What is being asked >> Identify and pull out each line of the entries in which "động" occurs.
— BEGIN Data listing —
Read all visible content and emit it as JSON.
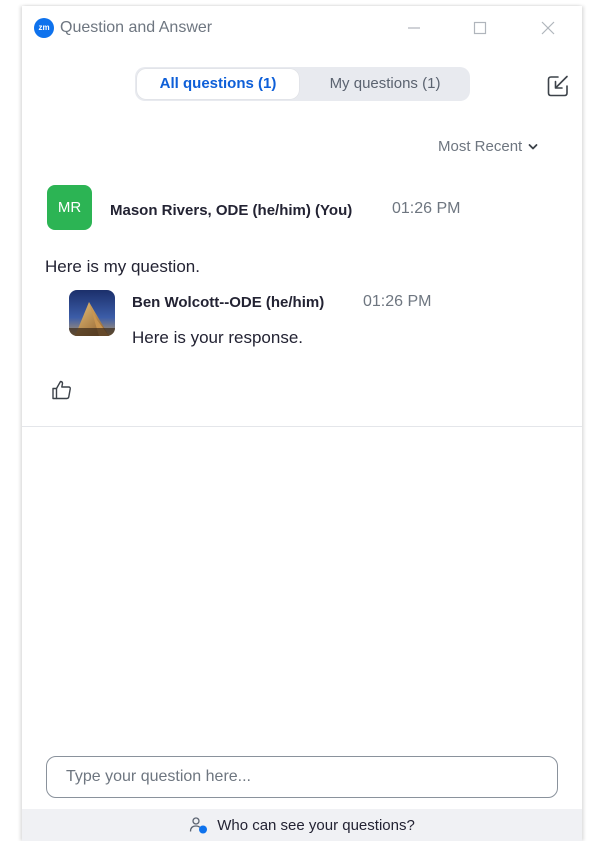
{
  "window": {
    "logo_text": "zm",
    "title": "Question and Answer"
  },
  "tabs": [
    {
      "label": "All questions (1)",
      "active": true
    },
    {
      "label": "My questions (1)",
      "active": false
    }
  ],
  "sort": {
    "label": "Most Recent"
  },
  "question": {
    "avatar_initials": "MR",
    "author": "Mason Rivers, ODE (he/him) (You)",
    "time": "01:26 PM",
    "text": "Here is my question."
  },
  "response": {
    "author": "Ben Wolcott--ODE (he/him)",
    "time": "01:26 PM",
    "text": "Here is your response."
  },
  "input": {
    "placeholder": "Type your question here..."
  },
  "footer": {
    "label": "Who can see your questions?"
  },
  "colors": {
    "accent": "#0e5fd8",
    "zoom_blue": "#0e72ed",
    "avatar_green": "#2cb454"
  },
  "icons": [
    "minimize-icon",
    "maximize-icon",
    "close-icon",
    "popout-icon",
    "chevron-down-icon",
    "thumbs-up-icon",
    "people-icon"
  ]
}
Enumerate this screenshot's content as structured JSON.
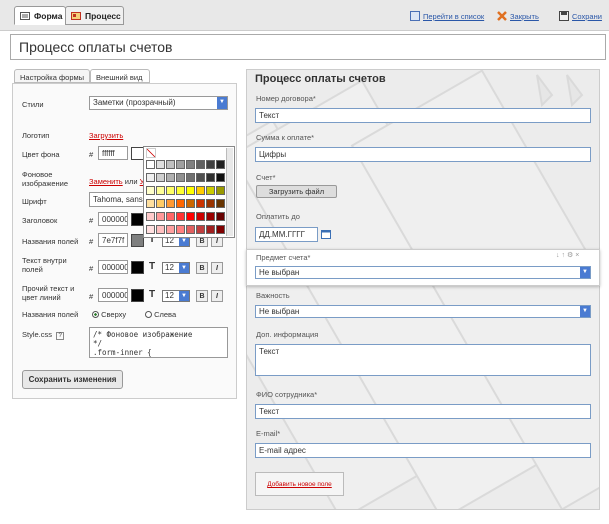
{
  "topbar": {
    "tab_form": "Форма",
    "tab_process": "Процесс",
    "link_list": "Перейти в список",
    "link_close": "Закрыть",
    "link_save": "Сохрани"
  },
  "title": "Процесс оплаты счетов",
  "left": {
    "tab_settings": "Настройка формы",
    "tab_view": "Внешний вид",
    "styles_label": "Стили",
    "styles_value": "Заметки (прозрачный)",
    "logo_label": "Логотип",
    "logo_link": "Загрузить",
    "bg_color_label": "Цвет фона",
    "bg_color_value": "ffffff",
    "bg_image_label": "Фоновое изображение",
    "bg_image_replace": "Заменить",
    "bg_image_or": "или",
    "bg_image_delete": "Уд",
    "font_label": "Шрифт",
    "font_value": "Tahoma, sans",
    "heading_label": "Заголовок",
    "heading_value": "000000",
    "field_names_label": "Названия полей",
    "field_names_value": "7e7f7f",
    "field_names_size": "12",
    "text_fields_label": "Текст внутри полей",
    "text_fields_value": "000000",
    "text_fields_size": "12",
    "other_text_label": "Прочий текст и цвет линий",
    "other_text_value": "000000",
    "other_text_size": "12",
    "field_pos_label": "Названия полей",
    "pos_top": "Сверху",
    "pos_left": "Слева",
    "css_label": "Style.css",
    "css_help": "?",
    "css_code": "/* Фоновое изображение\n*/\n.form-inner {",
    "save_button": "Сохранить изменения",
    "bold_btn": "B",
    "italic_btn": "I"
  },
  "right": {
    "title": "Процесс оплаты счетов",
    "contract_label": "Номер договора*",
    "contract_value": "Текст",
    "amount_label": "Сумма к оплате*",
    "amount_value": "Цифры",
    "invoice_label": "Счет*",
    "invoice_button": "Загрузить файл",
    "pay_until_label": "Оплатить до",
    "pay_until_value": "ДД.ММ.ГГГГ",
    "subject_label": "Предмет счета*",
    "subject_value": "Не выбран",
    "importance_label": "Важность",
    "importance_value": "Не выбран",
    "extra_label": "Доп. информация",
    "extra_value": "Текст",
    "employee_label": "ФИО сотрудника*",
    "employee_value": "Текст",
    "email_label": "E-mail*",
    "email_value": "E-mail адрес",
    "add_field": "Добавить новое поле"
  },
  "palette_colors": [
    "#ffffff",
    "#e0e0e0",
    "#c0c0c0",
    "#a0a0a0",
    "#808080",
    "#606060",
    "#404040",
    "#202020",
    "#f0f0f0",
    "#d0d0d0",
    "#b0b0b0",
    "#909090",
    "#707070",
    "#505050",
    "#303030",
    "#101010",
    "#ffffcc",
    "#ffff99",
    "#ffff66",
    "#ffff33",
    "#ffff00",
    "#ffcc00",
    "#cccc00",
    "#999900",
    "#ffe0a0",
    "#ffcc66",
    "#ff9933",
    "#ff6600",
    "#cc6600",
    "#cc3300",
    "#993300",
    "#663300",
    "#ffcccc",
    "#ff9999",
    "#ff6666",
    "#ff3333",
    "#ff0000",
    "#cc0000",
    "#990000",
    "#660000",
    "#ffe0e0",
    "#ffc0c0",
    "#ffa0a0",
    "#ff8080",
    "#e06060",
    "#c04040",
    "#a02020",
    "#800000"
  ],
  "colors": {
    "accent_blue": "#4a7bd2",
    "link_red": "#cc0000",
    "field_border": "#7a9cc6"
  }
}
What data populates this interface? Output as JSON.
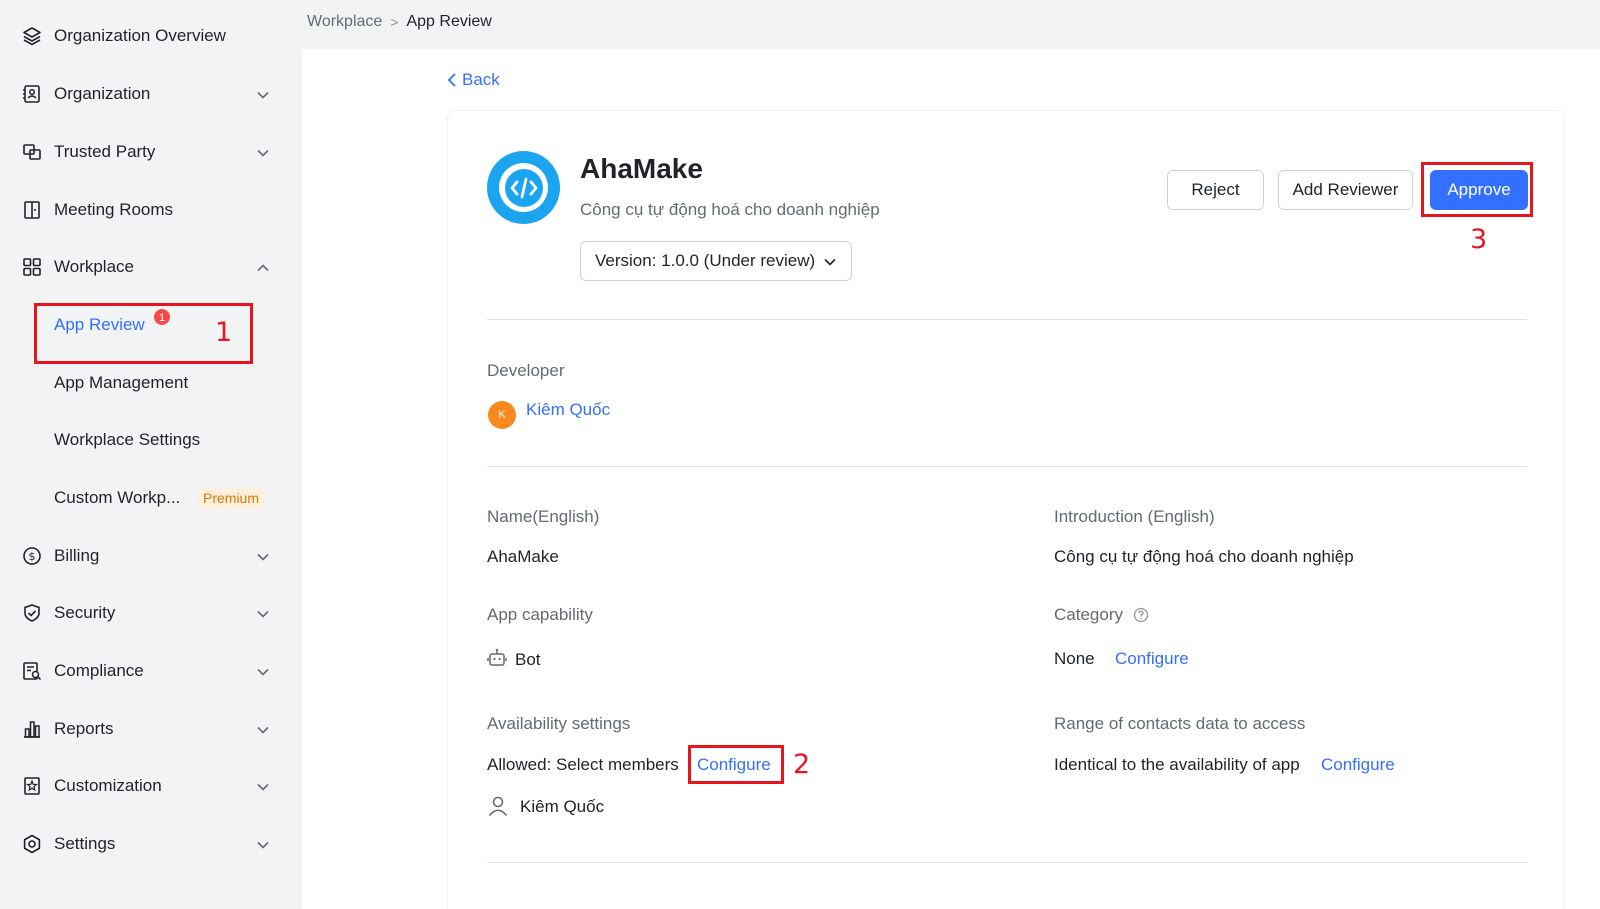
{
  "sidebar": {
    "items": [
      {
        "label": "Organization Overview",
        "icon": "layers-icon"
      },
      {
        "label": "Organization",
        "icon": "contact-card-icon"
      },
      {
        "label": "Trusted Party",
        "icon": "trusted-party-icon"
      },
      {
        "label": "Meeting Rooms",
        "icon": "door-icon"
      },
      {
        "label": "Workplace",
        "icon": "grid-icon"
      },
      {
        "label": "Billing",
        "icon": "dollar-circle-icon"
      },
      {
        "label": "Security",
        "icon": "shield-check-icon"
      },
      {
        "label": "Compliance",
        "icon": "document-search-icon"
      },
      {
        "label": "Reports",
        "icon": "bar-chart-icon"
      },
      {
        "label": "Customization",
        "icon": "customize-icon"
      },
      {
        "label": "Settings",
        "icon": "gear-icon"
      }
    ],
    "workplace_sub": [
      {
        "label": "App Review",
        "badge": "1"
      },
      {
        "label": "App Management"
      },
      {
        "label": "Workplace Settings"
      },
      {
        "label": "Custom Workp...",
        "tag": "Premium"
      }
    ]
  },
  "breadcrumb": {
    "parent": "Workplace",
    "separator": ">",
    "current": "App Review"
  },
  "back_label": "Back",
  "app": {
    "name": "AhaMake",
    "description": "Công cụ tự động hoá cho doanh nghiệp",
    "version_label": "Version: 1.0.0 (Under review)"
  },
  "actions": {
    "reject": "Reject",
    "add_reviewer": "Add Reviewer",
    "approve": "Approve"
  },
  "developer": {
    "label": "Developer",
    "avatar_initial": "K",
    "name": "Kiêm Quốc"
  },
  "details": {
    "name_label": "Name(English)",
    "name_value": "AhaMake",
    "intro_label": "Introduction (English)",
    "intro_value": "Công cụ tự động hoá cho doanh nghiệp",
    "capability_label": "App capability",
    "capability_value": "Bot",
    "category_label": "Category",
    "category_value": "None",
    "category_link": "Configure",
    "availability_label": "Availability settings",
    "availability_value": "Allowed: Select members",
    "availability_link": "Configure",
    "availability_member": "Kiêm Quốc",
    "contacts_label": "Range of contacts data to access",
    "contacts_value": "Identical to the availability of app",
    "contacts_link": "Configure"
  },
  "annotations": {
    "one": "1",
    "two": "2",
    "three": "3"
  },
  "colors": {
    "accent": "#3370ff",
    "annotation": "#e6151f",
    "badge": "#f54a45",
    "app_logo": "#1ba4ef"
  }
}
— END Data listing —
— BEGIN Data listing —
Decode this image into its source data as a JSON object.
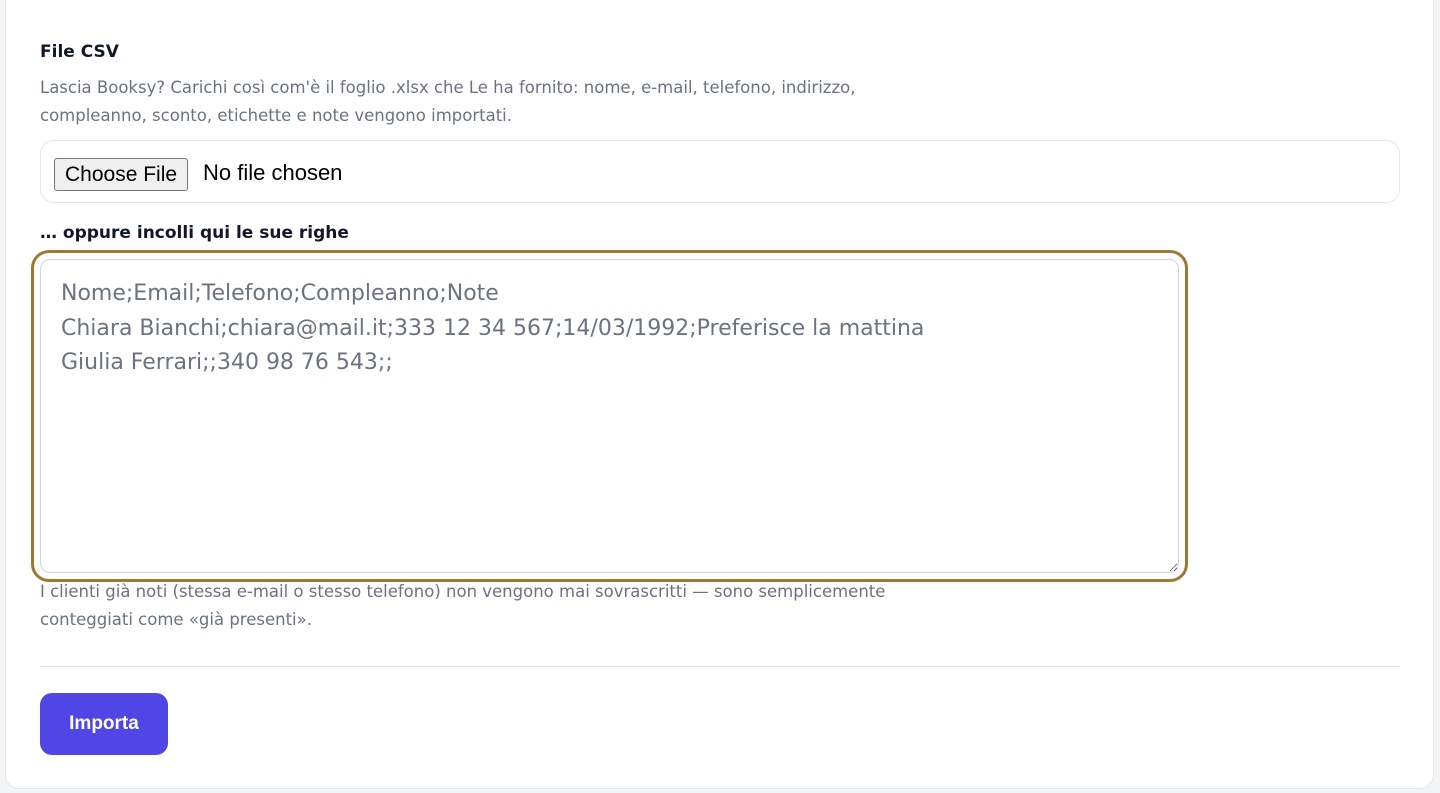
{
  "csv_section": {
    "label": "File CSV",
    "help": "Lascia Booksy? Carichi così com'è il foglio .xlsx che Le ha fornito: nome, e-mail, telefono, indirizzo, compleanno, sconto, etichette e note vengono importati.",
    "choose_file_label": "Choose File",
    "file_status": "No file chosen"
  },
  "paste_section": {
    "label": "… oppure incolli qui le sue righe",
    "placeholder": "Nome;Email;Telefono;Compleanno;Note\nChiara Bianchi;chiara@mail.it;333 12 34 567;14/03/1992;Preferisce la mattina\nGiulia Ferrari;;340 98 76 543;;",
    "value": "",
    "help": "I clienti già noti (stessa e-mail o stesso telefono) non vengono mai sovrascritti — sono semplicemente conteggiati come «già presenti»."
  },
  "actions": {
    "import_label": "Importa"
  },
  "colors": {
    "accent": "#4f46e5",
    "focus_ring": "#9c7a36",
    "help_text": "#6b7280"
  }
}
— END Data listing —
Exercise response >>
    "description": "Công cụ tự động hoá cho doanh nghiệp",
    "intro_value": "Công cụ tự động hoá cho doanh nghiệp",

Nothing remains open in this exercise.